• EXERCISE DESCRIPTION:
Give an exact transcription of every line, dropping the images.

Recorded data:
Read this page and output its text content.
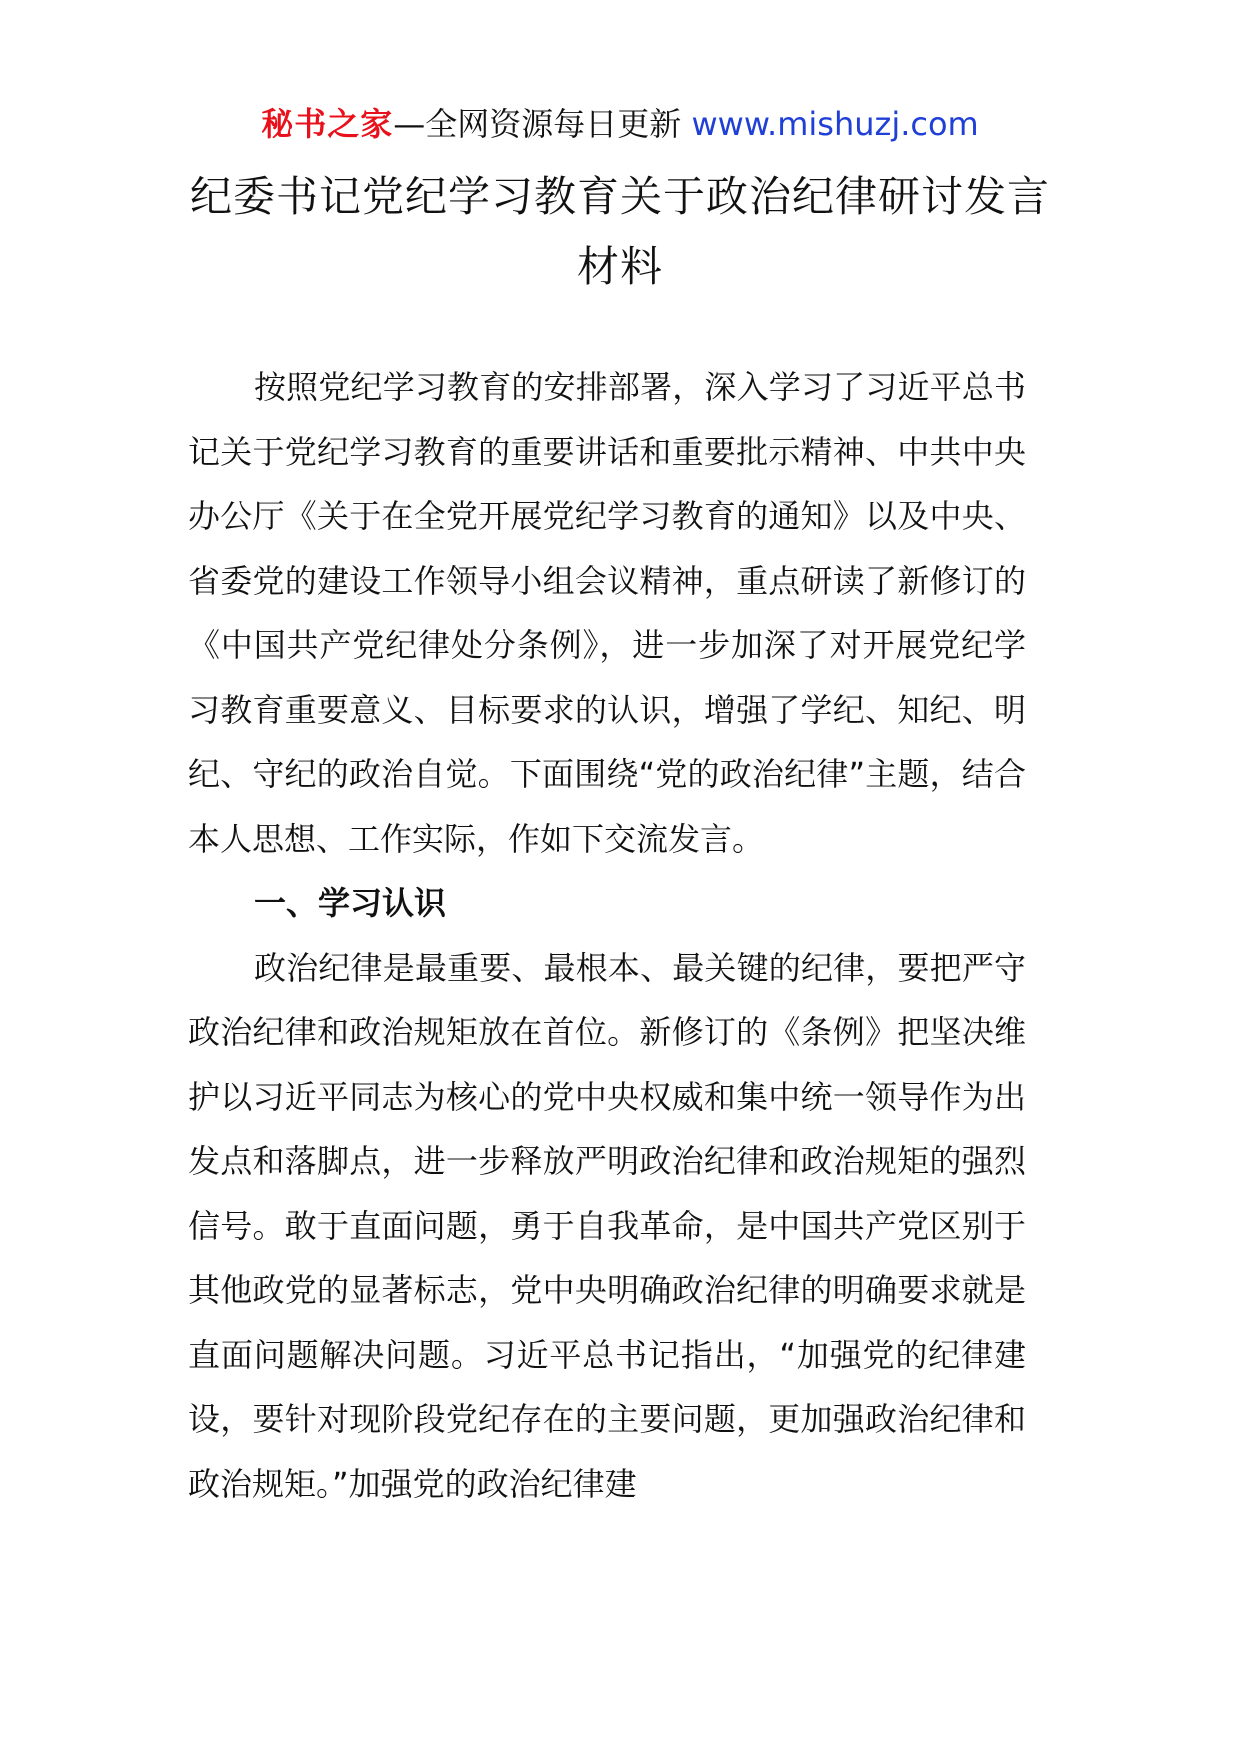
秘书之家—全网资源每日更新 www.mishuzj.com
纪委书记党纪学习教育关于政治纪律研讨发言材料

按照党纪学习教育的安排部署，深入学习了习近平总书记关于党纪学习教育的重要讲话和重要批示精神、中共中央办公厅《关于在全党开展党纪学习教育的通知》以及中央、省委党的建设工作领导小组会议精神，重点研读了新修订的《中国共产党纪律处分条例》，进一步加深了对开展党纪学习教育重要意义、目标要求的认识，增强了学纪、知纪、明纪、守纪的政治自觉。下面围绕“党的政治纪律”主题，结合本人思想、工作实际，作如下交流发言。

一、学习认识

政治纪律是最重要、最根本、最关键的纪律，要把严守政治纪律和政治规矩放在首位。新修订的《条例》把坚决维护以习近平同志为核心的党中央权威和集中统一领导作为出发点和落脚点，进一步释放严明政治纪律和政治规矩的强烈信号。敢于直面问题，勇于自我革命，是中国共产党区别于其他政党的显著标志，党中央明确政治纪律的明确要求就是直面问题解决问题。习近平总书记指出，“加强党的纪律建设，要针对现阶段党纪存在的主要问题，更加强政治纪律和政治规矩。”加强党的政治纪律建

• SOLUTION FOR THIS PROBLEM:
Read this page and output its text content.
秘书之家—全网资源每日更新 www.mishuzj.com
纪委书记党纪学习教育关于政治纪律研讨发言材料

按照党纪学习教育的安排部署，深入学习了习近平总书记关于党纪学习教育的重要讲话和重要批示精神、中共中央办公厅《关于在全党开展党纪学习教育的通知》以及中央、省委党的建设工作领导小组会议精神，重点研读了新修订的《中国共产党纪律处分条例》，进一步加深了对开展党纪学习教育重要意义、目标要求的认识，增强了学纪、知纪、明纪、守纪的政治自觉。下面围绕“党的政治纪律”主题，结合本人思想、工作实际，作如下交流发言。

一、学习认识

政治纪律是最重要、最根本、最关键的纪律，要把严守政治纪律和政治规矩放在首位。新修订的《条例》把坚决维护以习近平同志为核心的党中央权威和集中统一领导作为出发点和落脚点，进一步释放严明政治纪律和政治规矩的强烈信号。敢于直面问题，勇于自我革命，是中国共产党区别于其他政党的显著标志，党中央明确政治纪律的明确要求就是直面问题解决问题。习近平总书记指出，“加强党的纪律建设，要针对现阶段党纪存在的主要问题，更加强政治纪律和政治规矩。”加强党的政治纪律建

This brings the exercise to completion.